#### TASK PROMPT
Write every entry out again exactly, please, and skip the pictures.

#### MATERIAL SHOWN
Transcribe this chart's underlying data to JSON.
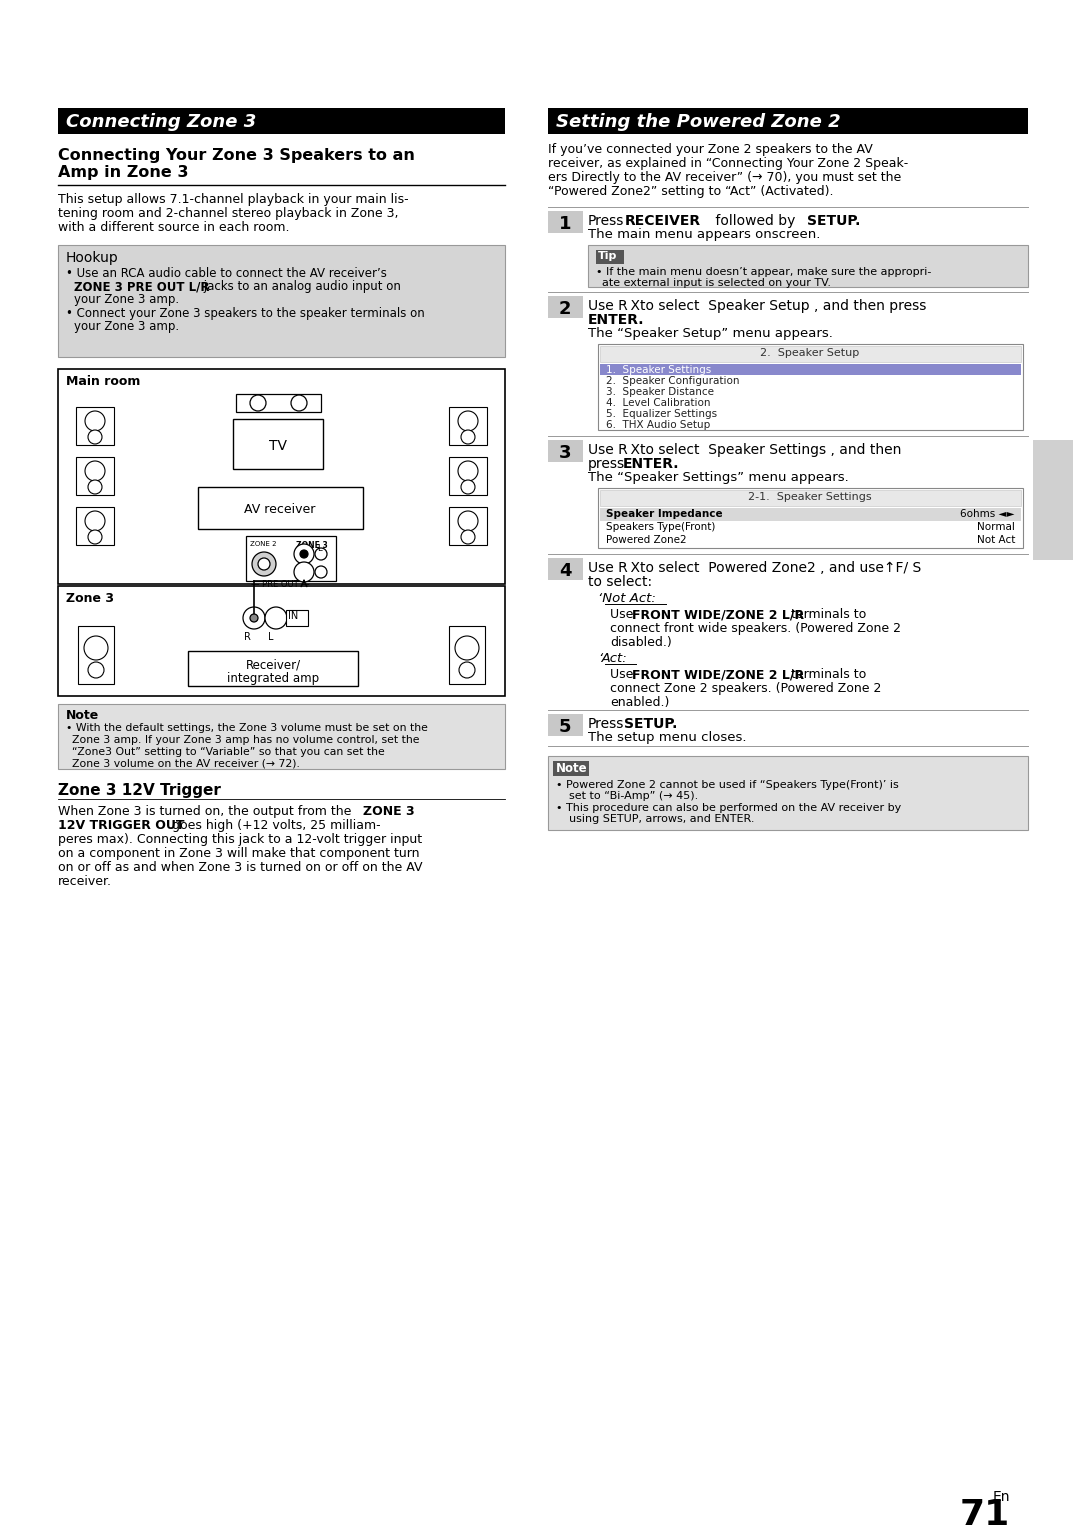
{
  "page_bg": "#ffffff",
  "left_col_title": "Connecting Zone 3",
  "right_col_title": "Setting the Powered Zone 2",
  "subsection_title_line1": "Connecting Your Zone 3 Speakers to an",
  "subsection_title_line2": "Amp in Zone 3",
  "intro_text_lines": [
    "This setup allows 7.1-channel playback in your main lis-",
    "tening room and 2-channel stereo playback in Zone 3,",
    "with a different source in each room."
  ],
  "hookup_title": "Hookup",
  "hookup_line1": "Use an RCA audio cable to connect the AV receiver’s",
  "hookup_line2_bold": "ZONE 3 PRE OUT L/R",
  "hookup_line2_rest": " jacks to an analog audio input on",
  "hookup_line3": "your Zone 3 amp.",
  "hookup_line4": "Connect your Zone 3 speakers to the speaker terminals on",
  "hookup_line5": "your Zone 3 amp.",
  "right_intro_lines": [
    "If you’ve connected your Zone 2 speakers to the AV",
    "receiver, as explained in “Connecting Your Zone 2 Speak-",
    "ers Directly to the AV receiver” (→ 70), you must set the",
    "“Powered Zone2” setting to “Act” (Activated)."
  ],
  "menu2_title": "2.  Speaker Setup",
  "menu2_items": [
    "1.  Speaker Settings",
    "2.  Speaker Configuration",
    "3.  Speaker Distance",
    "4.  Level Calibration",
    "5.  Equalizer Settings",
    "6.  THX Audio Setup"
  ],
  "menu3_title": "2-1.  Speaker Settings",
  "menu3_rows": [
    [
      "Speaker Impedance",
      "6ohms ◄►"
    ],
    [
      "Speakers Type(Front)",
      "Normal"
    ],
    [
      "Powered Zone2",
      "Not Act"
    ]
  ],
  "note_left_lines": [
    "With the default settings, the Zone 3 volume must be set on the",
    "Zone 3 amp. If your Zone 3 amp has no volume control, set the",
    "“Zone3 Out” setting to “Variable” so that you can set the",
    "Zone 3 volume on the AV receiver (→ 72)."
  ],
  "trigger_title": "Zone 3 12V Trigger",
  "trigger_lines": [
    "When Zone 3 is turned on, the output from the ZONE 3",
    "12V TRIGGER OUT goes high (+12 volts, 25 milliam-",
    "peres max). Connecting this jack to a 12-volt trigger input",
    "on a component in Zone 3 will make that component turn",
    "on or off as and when Zone 3 is turned on or off on the AV",
    "receiver."
  ],
  "tip_lines": [
    "If the main menu doesn’t appear, make sure the appropri-",
    "ate external input is selected on your TV."
  ],
  "note_right_lines": [
    "Powered Zone 2 cannot be used if “Speakers Type(Front)’ is",
    "set to “Bi-Amp” (→ 45).",
    "This procedure can also be performed on the AV receiver by",
    "using SETUP, arrows, and ENTER."
  ],
  "page_number": "71"
}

#### IN RESPONSE
Transcribe this chart's underlying data to JSON.
{
  "page_bg": "#ffffff",
  "left_col_title": "Connecting Zone 3",
  "right_col_title": "Setting the Powered Zone 2",
  "subsection_title_line1": "Connecting Your Zone 3 Speakers to an",
  "subsection_title_line2": "Amp in Zone 3",
  "intro_text_lines": [
    "This setup allows 7.1-channel playback in your main lis-",
    "tening room and 2-channel stereo playback in Zone 3,",
    "with a different source in each room."
  ],
  "hookup_title": "Hookup",
  "hookup_line1": "Use an RCA audio cable to connect the AV receiver’s",
  "hookup_line2_bold": "ZONE 3 PRE OUT L/R",
  "hookup_line2_rest": " jacks to an analog audio input on",
  "hookup_line3": "your Zone 3 amp.",
  "hookup_line4": "Connect your Zone 3 speakers to the speaker terminals on",
  "hookup_line5": "your Zone 3 amp.",
  "right_intro_lines": [
    "If you’ve connected your Zone 2 speakers to the AV",
    "receiver, as explained in “Connecting Your Zone 2 Speak-",
    "ers Directly to the AV receiver” (→ 70), you must set the",
    "“Powered Zone2” setting to “Act” (Activated)."
  ],
  "menu2_title": "2.  Speaker Setup",
  "menu2_items": [
    "1.  Speaker Settings",
    "2.  Speaker Configuration",
    "3.  Speaker Distance",
    "4.  Level Calibration",
    "5.  Equalizer Settings",
    "6.  THX Audio Setup"
  ],
  "menu3_title": "2-1.  Speaker Settings",
  "menu3_rows": [
    [
      "Speaker Impedance",
      "6ohms ◄►"
    ],
    [
      "Speakers Type(Front)",
      "Normal"
    ],
    [
      "Powered Zone2",
      "Not Act"
    ]
  ],
  "note_left_lines": [
    "With the default settings, the Zone 3 volume must be set on the",
    "Zone 3 amp. If your Zone 3 amp has no volume control, set the",
    "“Zone3 Out” setting to “Variable” so that you can set the",
    "Zone 3 volume on the AV receiver (→ 72)."
  ],
  "trigger_title": "Zone 3 12V Trigger",
  "trigger_lines": [
    "When Zone 3 is turned on, the output from the ZONE 3",
    "12V TRIGGER OUT goes high (+12 volts, 25 milliam-",
    "peres max). Connecting this jack to a 12-volt trigger input",
    "on a component in Zone 3 will make that component turn",
    "on or off as and when Zone 3 is turned on or off on the AV",
    "receiver."
  ],
  "tip_lines": [
    "If the main menu doesn’t appear, make sure the appropri-",
    "ate external input is selected on your TV."
  ],
  "note_right_lines": [
    "Powered Zone 2 cannot be used if “Speakers Type(Front)’ is",
    "set to “Bi-Amp” (→ 45).",
    "This procedure can also be performed on the AV receiver by",
    "using SETUP, arrows, and ENTER."
  ],
  "page_number": "71"
}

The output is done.